▶ [Exercise requirements]: Below are the records; locate each line with the word "labels" and copy it.

▶ [Material provided]:
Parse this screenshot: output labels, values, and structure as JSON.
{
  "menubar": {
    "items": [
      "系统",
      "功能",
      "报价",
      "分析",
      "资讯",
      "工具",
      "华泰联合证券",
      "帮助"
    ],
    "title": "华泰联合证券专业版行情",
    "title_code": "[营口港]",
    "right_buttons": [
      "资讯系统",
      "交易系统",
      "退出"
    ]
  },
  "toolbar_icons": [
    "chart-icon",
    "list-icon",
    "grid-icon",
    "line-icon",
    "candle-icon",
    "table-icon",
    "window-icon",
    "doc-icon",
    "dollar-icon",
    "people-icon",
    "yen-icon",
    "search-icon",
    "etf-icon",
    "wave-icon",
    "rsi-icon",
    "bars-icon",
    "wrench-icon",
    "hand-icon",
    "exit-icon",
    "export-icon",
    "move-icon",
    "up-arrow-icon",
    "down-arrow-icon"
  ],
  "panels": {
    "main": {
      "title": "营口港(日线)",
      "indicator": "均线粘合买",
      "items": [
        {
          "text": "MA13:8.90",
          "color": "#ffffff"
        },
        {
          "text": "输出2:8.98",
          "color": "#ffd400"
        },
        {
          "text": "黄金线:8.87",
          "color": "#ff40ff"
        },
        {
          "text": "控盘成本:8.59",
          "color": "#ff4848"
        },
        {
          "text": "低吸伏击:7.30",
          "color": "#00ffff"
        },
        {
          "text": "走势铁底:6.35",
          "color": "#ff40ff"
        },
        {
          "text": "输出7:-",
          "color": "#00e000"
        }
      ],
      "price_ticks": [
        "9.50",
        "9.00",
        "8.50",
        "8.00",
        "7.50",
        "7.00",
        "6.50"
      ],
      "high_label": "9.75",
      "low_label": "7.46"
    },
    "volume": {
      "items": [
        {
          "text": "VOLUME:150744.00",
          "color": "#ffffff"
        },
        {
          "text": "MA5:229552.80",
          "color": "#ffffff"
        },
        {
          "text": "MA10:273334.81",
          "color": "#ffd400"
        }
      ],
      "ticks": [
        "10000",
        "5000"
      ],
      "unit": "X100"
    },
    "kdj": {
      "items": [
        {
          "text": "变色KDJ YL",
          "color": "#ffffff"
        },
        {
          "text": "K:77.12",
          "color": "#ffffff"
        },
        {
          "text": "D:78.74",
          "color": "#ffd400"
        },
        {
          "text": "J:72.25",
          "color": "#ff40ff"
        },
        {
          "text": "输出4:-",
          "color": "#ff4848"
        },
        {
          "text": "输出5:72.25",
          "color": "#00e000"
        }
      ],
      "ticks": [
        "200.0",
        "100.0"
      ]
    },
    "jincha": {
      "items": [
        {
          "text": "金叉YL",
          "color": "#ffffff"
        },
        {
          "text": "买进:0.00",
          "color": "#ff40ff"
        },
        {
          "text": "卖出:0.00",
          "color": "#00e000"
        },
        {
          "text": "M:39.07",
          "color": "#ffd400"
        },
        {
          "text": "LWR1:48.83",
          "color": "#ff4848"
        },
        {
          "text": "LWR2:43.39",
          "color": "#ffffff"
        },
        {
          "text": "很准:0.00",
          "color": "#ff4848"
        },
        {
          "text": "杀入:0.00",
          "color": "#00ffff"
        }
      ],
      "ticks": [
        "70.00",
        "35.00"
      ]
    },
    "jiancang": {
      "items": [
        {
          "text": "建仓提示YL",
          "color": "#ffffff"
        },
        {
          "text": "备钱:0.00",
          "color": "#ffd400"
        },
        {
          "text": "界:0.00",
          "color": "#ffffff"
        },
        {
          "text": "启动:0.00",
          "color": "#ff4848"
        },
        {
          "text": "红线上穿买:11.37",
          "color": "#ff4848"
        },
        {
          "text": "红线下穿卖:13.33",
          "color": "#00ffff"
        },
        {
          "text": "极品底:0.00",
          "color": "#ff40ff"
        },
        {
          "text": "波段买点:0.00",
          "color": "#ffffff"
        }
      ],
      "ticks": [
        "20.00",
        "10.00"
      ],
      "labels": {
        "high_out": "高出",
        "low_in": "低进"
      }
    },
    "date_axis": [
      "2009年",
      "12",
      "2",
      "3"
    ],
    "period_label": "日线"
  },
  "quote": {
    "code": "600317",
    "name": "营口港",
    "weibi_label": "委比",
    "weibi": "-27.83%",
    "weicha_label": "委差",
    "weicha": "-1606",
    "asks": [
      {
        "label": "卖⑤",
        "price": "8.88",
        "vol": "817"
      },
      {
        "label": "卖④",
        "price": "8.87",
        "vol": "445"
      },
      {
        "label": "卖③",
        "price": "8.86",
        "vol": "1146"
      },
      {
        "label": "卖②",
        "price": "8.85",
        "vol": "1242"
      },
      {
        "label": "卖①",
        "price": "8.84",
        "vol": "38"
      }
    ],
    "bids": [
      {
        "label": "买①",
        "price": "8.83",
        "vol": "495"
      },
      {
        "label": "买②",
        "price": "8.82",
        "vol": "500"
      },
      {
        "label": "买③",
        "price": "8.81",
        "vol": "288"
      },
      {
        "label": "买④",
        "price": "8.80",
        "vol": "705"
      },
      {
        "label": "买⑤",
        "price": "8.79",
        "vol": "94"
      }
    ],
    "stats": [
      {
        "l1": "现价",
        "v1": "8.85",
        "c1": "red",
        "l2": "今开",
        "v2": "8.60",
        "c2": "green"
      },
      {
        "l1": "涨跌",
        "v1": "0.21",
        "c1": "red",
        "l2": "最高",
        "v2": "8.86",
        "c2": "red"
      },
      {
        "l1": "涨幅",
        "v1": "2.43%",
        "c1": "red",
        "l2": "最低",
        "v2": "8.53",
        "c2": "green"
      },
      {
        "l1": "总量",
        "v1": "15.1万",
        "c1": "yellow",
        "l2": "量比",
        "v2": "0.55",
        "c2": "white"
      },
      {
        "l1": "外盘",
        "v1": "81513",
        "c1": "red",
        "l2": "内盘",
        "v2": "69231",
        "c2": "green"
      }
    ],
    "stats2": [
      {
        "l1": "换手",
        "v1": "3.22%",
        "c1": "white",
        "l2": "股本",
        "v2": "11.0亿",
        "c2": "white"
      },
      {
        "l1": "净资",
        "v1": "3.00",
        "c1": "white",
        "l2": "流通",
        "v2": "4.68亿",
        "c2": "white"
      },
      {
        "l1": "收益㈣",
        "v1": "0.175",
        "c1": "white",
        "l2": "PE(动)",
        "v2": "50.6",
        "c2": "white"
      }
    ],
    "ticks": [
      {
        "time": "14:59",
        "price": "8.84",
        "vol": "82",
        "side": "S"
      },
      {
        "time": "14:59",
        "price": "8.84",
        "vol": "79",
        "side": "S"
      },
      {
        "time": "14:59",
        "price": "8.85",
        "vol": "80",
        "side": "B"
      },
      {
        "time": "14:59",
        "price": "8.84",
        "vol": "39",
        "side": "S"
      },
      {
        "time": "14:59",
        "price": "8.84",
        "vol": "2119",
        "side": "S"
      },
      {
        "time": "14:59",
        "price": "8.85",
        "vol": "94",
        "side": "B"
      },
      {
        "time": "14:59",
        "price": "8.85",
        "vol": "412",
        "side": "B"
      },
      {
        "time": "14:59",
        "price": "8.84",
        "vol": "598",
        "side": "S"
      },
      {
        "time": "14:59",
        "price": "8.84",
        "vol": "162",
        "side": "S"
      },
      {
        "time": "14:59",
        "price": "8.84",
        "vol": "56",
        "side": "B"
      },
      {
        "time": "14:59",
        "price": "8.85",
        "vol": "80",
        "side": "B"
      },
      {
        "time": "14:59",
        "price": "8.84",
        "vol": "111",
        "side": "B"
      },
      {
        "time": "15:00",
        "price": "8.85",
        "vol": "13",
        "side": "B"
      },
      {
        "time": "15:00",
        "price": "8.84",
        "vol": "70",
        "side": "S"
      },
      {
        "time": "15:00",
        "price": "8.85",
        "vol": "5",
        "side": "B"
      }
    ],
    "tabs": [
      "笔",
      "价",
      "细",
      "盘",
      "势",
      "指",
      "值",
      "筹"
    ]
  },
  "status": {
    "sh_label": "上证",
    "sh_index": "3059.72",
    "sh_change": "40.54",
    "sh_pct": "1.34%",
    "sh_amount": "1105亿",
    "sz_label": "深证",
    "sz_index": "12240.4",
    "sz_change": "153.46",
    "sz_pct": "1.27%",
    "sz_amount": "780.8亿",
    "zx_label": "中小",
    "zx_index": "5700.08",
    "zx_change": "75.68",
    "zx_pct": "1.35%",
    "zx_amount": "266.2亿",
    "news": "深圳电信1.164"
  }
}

▶ [Full answer]:
Parse this screenshot: output labels, values, and structure as JSON.
      "labels": {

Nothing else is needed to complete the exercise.